• Request: Return the entries verbatim and drop every picture.

Records from a collection:
= = = = = = =

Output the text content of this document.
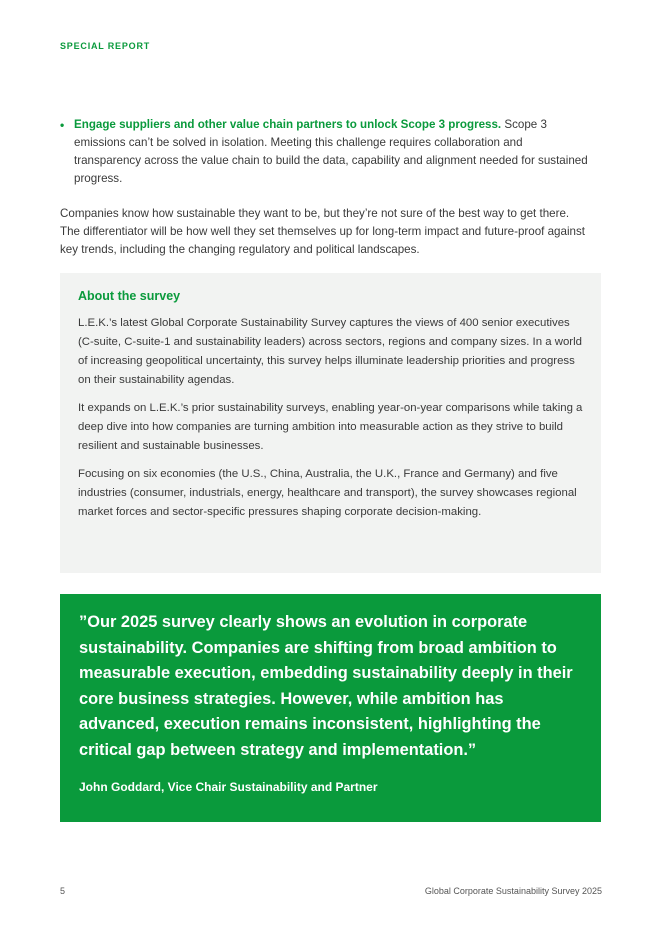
SPECIAL REPORT
• Engage suppliers and other value chain partners to unlock Scope 3 progress. Scope 3 emissions can’t be solved in isolation. Meeting this challenge requires collaboration and transparency across the value chain to build the data, capability and alignment needed for sustained progress.

Companies know how sustainable they want to be, but they’re not sure of the best way to get there. The differentiator will be how well they set themselves up for long-term impact and future-proof against key trends, including the changing regulatory and political landscapes.

About the survey

L.E.K.’s latest Global Corporate Sustainability Survey captures the views of 400 senior executives (C-suite, C-suite-1 and sustainability leaders) across sectors, regions and company sizes. In a world of increasing geopolitical uncertainty, this survey helps illuminate leadership priorities and progress on their sustainability agendas.

It expands on L.E.K.’s prior sustainability surveys, enabling year-on-year comparisons while taking a deep dive into how companies are turning ambition into measurable action as they strive to build resilient and sustainable businesses.

Focusing on six economies (the U.S., China, Australia, the U.K., France and Germany) and five industries (consumer, industrials, energy, healthcare and transport), the survey showcases regional market forces and sector-specific pressures shaping corporate decision-making.

”Our 2025 survey clearly shows an evolution in corporate sustainability. Companies are shifting from broad ambition to measurable execution, embedding sustainability deeply in their core business strategies. However, while ambition has advanced, execution remains inconsistent, highlighting the critical gap between strategy and implementation.”

John Goddard, Vice Chair Sustainability and Partner

5	Global Corporate Sustainability Survey 2025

= = = = = = =

• Solution to the exercise:
Output the text content of this document.
SPECIAL REPORT
• Engage suppliers and other value chain partners to unlock Scope 3 progress. Scope 3 emissions can’t be solved in isolation. Meeting this challenge requires collaboration and transparency across the value chain to build the data, capability and alignment needed for sustained progress.

Companies know how sustainable they want to be, but they’re not sure of the best way to get there. The differentiator will be how well they set themselves up for long-term impact and future-proof against key trends, including the changing regulatory and political landscapes.

About the survey

L.E.K.’s latest Global Corporate Sustainability Survey captures the views of 400 senior executives (C-suite, C-suite-1 and sustainability leaders) across sectors, regions and company sizes. In a world of increasing geopolitical uncertainty, this survey helps illuminate leadership priorities and progress on their sustainability agendas.

It expands on L.E.K.’s prior sustainability surveys, enabling year-on-year comparisons while taking a deep dive into how companies are turning ambition into measurable action as they strive to build resilient and sustainable businesses.

Focusing on six economies (the U.S., China, Australia, the U.K., France and Germany) and five industries (consumer, industrials, energy, healthcare and transport), the survey showcases regional market forces and sector-specific pressures shaping corporate decision-making.

”Our 2025 survey clearly shows an evolution in corporate sustainability. Companies are shifting from broad ambition to measurable execution, embedding sustainability deeply in their core business strategies. However, while ambition has advanced, execution remains inconsistent, highlighting the critical gap between strategy and implementation.”

John Goddard, Vice Chair Sustainability and Partner

5	Global Corporate Sustainability Survey 2025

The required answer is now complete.